---------- Exercise input ----------

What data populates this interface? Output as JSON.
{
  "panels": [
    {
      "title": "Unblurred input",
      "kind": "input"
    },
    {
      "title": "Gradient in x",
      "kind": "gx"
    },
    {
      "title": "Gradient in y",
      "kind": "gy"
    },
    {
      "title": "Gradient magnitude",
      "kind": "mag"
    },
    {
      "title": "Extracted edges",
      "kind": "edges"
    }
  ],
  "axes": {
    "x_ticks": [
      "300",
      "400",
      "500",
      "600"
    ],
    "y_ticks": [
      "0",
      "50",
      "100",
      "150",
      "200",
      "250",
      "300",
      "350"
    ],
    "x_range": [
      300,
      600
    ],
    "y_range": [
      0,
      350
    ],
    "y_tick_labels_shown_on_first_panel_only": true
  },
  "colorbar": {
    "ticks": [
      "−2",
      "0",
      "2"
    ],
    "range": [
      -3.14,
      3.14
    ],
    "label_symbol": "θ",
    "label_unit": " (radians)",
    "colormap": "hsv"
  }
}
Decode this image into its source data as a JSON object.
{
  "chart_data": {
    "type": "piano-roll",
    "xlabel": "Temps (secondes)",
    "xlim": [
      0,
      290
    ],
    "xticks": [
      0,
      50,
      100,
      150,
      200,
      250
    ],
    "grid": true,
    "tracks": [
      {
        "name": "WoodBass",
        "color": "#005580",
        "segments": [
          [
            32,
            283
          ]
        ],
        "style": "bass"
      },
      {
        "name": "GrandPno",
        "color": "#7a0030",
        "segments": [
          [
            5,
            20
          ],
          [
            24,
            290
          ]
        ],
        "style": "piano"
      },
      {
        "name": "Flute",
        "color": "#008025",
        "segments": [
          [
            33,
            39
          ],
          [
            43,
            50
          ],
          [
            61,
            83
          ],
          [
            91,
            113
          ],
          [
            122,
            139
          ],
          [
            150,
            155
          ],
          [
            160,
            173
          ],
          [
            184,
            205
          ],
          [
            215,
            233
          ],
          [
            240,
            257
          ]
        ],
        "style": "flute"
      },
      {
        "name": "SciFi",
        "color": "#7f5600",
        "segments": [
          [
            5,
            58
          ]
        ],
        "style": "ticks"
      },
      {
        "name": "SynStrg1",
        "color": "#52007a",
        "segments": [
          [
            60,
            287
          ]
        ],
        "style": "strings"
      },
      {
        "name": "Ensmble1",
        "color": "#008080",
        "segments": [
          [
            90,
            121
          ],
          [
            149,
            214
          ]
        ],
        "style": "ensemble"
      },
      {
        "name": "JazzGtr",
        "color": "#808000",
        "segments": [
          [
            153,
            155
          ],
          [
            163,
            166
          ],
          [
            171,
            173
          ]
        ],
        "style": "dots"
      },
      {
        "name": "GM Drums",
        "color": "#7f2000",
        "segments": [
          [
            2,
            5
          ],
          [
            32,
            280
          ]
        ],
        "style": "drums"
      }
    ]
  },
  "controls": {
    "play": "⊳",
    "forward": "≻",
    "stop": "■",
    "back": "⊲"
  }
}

----------

**Exercise objective**
Each line with the string "name" in it needs to be found and copied.

**Finished task**
        "name": "WoodBass",
        "name": "GrandPno",
        "name": "Flute",
        "name": "SciFi",
        "name": "SynStrg1",
        "name": "Ensmble1",
        "name": "JazzGtr",
        "name": "GM Drums",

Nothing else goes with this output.